[Extracted data entries]
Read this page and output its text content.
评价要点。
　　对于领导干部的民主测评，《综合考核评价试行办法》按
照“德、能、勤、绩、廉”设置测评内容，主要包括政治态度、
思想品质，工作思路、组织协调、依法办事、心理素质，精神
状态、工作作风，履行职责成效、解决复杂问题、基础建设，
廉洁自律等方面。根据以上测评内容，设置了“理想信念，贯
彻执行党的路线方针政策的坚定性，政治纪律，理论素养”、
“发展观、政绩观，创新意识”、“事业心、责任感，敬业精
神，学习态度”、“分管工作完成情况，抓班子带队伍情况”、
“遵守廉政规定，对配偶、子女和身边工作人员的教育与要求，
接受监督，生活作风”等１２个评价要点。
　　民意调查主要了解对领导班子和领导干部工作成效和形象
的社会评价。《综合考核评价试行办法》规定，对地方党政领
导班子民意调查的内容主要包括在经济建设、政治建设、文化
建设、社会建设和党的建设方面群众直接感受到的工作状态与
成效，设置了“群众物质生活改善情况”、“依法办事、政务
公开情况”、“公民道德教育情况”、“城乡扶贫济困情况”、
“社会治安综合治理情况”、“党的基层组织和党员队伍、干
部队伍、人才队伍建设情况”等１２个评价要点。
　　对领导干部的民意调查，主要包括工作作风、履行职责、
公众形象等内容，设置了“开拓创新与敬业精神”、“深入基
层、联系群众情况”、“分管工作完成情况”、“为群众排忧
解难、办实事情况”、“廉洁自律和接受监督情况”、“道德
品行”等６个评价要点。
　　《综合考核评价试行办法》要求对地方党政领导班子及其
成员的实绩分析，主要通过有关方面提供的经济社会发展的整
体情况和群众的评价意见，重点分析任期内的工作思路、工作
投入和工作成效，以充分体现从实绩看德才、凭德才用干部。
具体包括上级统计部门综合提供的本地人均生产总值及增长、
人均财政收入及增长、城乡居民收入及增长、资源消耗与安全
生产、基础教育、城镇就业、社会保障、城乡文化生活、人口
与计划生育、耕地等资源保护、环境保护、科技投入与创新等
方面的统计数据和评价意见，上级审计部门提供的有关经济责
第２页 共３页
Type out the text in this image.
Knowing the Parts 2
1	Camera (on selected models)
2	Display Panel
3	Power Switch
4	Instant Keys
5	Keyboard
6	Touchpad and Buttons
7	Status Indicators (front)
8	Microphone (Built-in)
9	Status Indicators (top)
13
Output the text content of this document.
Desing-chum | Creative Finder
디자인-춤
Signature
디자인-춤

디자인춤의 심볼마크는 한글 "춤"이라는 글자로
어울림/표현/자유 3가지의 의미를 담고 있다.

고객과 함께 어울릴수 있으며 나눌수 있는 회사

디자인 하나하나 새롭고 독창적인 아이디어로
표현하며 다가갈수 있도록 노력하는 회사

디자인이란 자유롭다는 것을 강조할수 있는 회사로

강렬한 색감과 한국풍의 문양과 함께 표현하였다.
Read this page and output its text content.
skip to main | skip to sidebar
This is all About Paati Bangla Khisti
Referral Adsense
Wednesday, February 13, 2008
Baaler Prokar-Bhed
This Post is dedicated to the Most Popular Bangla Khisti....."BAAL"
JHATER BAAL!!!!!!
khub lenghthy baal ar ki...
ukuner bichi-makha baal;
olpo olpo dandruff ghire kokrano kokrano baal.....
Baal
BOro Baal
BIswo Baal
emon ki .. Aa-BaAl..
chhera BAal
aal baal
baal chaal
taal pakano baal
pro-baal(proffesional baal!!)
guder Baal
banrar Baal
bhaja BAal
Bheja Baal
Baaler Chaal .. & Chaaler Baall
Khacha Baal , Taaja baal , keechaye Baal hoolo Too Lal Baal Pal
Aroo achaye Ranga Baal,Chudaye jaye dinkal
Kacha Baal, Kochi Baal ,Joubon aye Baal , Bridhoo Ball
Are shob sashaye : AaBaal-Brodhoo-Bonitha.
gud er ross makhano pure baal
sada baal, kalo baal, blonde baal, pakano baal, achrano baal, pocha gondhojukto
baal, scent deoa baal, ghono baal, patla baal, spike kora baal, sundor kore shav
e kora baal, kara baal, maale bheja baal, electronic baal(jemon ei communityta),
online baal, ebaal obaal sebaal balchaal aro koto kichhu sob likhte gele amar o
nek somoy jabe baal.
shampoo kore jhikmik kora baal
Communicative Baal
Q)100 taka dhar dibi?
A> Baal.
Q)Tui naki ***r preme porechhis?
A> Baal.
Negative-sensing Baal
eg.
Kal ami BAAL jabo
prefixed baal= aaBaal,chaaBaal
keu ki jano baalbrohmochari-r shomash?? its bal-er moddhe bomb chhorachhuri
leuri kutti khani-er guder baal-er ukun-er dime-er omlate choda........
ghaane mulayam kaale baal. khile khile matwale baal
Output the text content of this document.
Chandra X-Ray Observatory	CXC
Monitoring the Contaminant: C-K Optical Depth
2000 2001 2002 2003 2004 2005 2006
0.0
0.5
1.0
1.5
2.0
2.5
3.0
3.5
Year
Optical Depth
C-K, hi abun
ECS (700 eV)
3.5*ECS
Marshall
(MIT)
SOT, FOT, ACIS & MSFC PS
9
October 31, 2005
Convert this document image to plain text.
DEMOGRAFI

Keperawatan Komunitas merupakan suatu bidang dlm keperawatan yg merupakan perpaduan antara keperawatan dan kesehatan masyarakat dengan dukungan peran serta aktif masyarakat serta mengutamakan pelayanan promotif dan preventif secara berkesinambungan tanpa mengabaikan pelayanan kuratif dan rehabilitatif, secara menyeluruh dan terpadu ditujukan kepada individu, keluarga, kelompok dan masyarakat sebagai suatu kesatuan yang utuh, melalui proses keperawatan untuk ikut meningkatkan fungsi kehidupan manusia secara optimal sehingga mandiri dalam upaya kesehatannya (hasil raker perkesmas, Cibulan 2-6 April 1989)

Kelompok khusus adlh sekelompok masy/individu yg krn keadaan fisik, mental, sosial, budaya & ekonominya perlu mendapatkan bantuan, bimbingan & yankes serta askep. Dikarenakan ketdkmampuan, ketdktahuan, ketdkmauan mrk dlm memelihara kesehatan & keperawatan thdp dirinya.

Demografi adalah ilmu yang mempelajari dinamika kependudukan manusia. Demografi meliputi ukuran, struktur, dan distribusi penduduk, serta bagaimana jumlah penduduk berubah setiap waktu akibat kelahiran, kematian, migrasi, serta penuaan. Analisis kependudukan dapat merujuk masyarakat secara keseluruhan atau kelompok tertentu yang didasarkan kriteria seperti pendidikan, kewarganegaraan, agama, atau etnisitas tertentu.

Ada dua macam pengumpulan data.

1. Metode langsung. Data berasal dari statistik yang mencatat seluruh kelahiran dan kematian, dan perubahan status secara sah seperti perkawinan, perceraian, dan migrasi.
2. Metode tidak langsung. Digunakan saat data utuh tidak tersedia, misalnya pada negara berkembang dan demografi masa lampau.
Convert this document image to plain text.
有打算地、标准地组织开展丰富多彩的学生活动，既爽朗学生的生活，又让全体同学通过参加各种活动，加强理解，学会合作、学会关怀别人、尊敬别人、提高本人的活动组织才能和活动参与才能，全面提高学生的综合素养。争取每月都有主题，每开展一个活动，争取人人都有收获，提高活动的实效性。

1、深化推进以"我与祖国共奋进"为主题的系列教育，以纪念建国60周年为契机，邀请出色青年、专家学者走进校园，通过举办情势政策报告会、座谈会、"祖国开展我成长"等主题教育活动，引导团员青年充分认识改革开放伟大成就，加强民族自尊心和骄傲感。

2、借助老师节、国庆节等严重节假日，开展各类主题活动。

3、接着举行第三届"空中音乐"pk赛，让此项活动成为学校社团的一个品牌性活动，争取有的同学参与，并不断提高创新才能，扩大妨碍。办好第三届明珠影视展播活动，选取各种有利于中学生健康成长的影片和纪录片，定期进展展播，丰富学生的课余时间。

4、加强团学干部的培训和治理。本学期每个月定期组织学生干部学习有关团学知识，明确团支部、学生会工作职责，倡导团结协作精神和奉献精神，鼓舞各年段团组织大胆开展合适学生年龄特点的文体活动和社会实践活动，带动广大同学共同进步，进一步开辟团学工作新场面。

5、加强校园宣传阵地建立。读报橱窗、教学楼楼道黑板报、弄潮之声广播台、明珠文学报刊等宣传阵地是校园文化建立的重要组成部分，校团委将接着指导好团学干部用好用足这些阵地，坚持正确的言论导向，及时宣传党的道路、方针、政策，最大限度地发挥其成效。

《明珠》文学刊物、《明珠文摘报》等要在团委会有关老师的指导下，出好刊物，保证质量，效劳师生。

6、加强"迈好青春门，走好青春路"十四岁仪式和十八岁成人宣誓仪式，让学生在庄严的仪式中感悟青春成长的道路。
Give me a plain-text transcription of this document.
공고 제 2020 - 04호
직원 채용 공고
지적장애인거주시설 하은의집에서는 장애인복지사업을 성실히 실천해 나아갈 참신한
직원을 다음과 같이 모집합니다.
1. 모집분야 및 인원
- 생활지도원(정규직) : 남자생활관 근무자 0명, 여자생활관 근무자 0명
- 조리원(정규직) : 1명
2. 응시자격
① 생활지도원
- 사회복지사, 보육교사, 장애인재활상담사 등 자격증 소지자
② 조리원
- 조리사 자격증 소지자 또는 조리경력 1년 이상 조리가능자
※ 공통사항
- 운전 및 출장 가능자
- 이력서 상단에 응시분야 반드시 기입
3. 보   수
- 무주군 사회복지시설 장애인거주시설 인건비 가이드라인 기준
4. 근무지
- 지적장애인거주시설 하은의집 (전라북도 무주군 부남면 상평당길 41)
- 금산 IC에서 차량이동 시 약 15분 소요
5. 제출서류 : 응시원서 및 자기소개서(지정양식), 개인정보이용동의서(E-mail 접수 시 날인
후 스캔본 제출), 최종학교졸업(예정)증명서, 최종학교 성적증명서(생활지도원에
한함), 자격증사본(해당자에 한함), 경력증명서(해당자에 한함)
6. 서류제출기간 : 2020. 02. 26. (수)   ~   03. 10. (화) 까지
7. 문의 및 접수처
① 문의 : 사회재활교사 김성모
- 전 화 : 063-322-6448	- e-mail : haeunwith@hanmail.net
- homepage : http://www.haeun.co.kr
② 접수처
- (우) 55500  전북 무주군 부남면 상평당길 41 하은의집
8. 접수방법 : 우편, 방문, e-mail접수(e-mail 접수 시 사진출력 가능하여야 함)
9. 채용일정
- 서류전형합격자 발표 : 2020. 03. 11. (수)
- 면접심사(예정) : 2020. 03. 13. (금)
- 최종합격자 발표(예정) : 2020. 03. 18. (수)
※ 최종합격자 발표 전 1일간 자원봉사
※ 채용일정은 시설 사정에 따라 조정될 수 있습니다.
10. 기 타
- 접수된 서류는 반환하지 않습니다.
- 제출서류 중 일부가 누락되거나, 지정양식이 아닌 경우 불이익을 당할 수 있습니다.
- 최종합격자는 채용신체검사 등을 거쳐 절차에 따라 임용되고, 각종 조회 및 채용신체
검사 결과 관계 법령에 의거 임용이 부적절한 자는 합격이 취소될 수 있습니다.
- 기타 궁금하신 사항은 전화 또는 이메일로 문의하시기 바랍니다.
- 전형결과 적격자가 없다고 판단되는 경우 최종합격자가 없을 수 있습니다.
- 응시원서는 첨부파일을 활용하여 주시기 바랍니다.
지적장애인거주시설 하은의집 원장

WHAT YOU SHOULD DO:
Among the lines of the data, identify those with the word "Baaler". Copy each of them.

WRITTEN RESPONSE:
Baaler Prokar-Bhed
Baaler Chaal .. & Chaaler Baall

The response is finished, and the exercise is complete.